INFORMATION PROVIDED
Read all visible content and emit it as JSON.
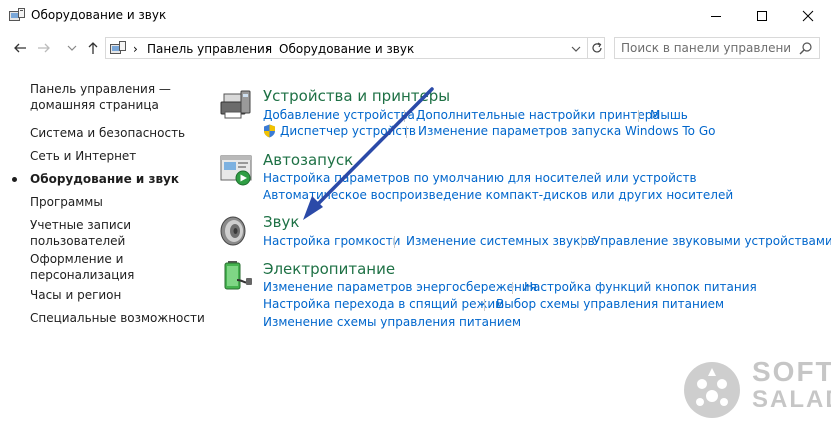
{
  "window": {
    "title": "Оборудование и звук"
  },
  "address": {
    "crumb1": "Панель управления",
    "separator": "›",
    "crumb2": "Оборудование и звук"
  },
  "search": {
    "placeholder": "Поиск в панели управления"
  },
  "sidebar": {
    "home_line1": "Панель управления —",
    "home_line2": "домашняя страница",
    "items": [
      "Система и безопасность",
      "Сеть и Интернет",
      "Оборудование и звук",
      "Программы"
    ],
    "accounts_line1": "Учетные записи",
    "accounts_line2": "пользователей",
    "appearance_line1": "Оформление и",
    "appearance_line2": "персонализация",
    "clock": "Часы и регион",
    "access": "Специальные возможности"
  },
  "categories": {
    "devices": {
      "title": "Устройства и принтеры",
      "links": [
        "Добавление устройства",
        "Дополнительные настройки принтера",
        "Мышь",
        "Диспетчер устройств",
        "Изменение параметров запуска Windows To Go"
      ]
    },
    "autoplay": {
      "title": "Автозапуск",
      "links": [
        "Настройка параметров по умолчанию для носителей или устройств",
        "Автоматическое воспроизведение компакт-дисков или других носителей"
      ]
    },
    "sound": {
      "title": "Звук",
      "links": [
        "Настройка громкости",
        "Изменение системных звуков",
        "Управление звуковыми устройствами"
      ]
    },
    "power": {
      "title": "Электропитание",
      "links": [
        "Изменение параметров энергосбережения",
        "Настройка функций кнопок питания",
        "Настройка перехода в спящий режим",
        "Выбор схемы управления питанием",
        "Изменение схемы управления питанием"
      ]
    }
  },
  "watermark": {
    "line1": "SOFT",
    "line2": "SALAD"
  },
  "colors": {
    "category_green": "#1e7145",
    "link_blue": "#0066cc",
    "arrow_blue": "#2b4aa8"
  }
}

YOUR OBJECTIVE
Go through the data above and find the lines with the word "title". Copy each of those lines.

RESULT
    "title": "Оборудование и звук"
      "title": "Устройства и принтеры",
      "title": "Автозапуск",
      "title": "Звук",
      "title": "Электропитание",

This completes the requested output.